#### Paginafragment

De Windsymfonie – klankpoëzie uit data

02.06.2025

een bijdrage van Arne Herman voor Casco Phil

Met zicht op de Antwerpse haven, het kloppende hart van de Belgische industrie, reflecteert Casco Phil over de schoonheid van muziek in een door algoritmes gedomineerde leefwereld. In De Windsymfonie die Peter Knockaert in 2023 componeerde, worden de datastromen tot klinken gebracht die door windturbines worden gegenereerd. Wat ontstond als een gek idee, is vandaag een aanleiding om in muzikale termen na te denken over de toekomst van creativiteit, en de toekomst van onze planeet. Componist Peter Knockaert geeft inzage in het maakproces van een van zijn meest avontuurlijke geesteskinderen, dat op 2 juli wordt uitgevoerd tijdens het STROOM Festival.

Ecologie en algoritmes—dat zijn geen voor de hand liggende stimuli voor het schrijven van een werk voor symfonisch orkest. Hoe zijn die twee in jouw muziek samengekomen?

########
#### Aangeleverd materiaal

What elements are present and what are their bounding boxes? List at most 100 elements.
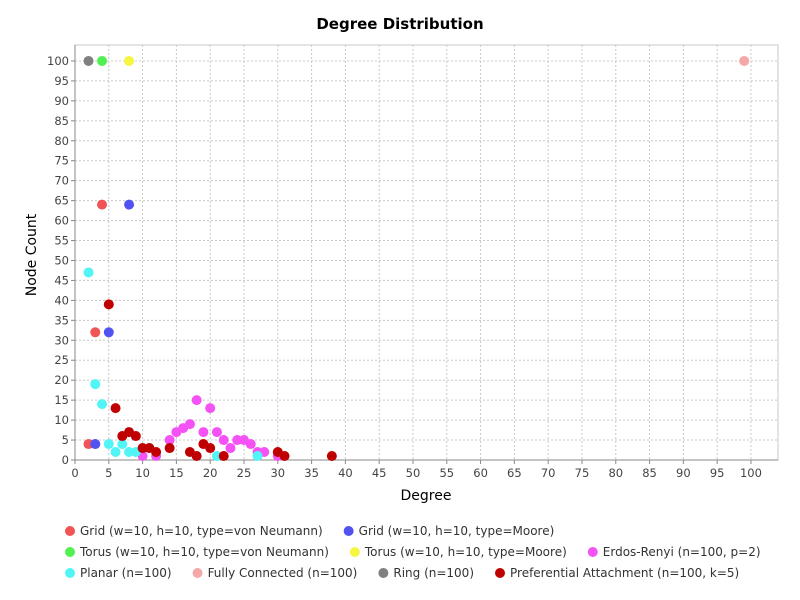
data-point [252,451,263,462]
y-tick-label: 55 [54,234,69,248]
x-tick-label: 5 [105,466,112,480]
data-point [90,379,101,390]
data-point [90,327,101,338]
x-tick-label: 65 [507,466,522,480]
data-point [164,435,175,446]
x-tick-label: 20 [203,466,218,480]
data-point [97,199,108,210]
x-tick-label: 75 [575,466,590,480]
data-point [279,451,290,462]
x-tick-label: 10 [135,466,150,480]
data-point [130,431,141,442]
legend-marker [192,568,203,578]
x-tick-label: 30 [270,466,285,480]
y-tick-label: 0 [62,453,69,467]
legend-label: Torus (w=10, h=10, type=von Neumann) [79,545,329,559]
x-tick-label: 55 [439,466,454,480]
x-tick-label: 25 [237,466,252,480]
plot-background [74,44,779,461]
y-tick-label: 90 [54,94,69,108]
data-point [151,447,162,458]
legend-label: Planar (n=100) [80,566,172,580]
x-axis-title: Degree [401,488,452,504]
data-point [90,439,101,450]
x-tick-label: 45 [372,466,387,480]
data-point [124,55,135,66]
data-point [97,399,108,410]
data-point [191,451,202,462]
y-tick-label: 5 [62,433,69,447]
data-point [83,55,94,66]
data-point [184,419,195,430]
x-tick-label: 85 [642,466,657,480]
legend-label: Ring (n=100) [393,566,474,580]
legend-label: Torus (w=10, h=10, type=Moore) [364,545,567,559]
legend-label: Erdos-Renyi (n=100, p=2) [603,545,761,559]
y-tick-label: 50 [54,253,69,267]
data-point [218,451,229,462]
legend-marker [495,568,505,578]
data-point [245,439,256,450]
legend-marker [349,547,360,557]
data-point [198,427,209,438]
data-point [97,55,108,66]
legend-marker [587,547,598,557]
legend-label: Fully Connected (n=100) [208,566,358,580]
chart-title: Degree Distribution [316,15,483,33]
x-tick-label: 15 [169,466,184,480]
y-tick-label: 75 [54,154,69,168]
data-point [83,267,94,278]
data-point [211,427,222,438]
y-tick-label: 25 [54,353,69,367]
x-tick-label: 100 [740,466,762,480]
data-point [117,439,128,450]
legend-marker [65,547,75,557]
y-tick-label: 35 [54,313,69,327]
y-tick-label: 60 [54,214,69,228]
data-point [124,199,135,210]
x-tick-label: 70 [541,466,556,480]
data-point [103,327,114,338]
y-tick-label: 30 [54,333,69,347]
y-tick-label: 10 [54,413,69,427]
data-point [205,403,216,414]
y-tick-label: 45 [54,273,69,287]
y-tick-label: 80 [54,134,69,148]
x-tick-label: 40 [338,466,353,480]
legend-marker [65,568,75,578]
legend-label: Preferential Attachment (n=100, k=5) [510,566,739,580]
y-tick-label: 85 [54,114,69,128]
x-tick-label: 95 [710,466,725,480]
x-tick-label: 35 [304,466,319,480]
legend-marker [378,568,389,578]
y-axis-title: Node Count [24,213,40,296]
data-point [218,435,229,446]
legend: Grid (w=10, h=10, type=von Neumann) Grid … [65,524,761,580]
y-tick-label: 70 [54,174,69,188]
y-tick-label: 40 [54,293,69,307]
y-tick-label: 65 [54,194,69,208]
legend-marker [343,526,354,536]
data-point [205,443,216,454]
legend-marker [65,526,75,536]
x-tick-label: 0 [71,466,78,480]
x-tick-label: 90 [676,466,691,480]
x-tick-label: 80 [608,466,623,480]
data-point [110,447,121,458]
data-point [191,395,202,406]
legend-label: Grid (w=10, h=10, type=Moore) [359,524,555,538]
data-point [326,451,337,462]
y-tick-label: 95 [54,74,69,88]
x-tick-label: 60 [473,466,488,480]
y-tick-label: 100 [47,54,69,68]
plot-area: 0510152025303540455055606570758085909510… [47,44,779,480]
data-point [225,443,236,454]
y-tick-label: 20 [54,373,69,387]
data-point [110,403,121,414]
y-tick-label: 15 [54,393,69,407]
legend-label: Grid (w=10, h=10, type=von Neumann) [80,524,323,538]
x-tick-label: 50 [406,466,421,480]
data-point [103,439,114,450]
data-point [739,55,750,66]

########
#### Aangeleverd materiaal

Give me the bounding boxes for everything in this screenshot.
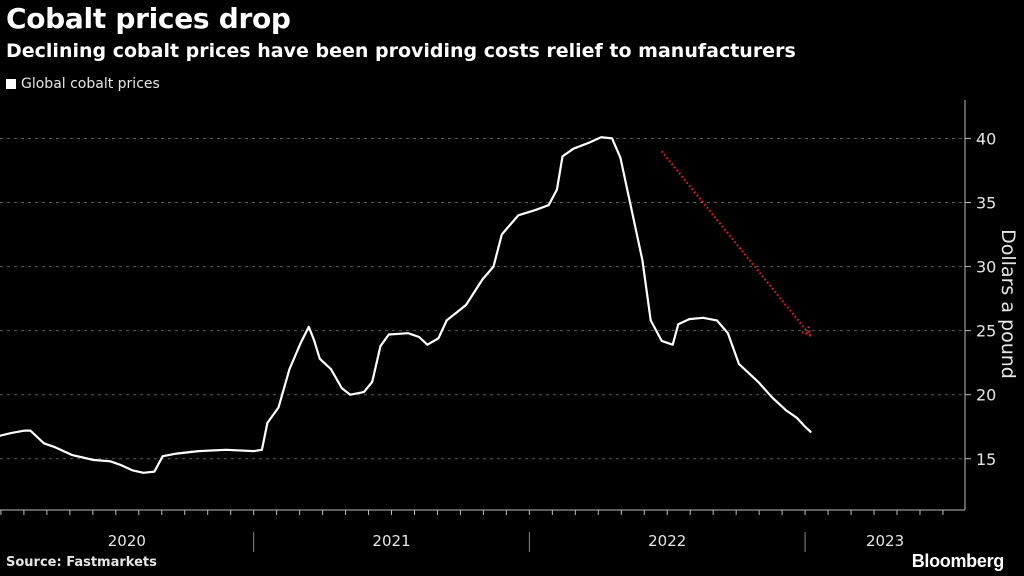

########
#### Aangeleverd materiaal

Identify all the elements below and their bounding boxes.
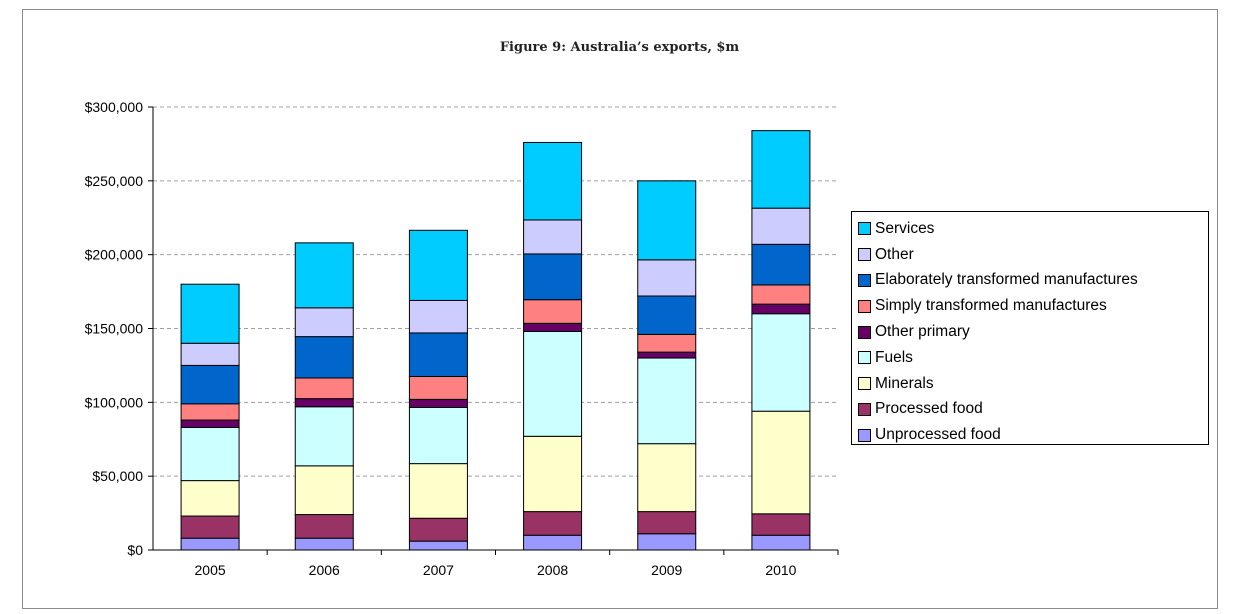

########

# Schriftelijke opdracht
Noem alstublieft de datum en het festival waarop De Windsymfonie volgens het paginafragment wordt uitgevoerd. De rijen komen uit een andere bron dan het paginafragment.

# Juist antwoord
Op 2 juli, tijdens het STROOM Festival.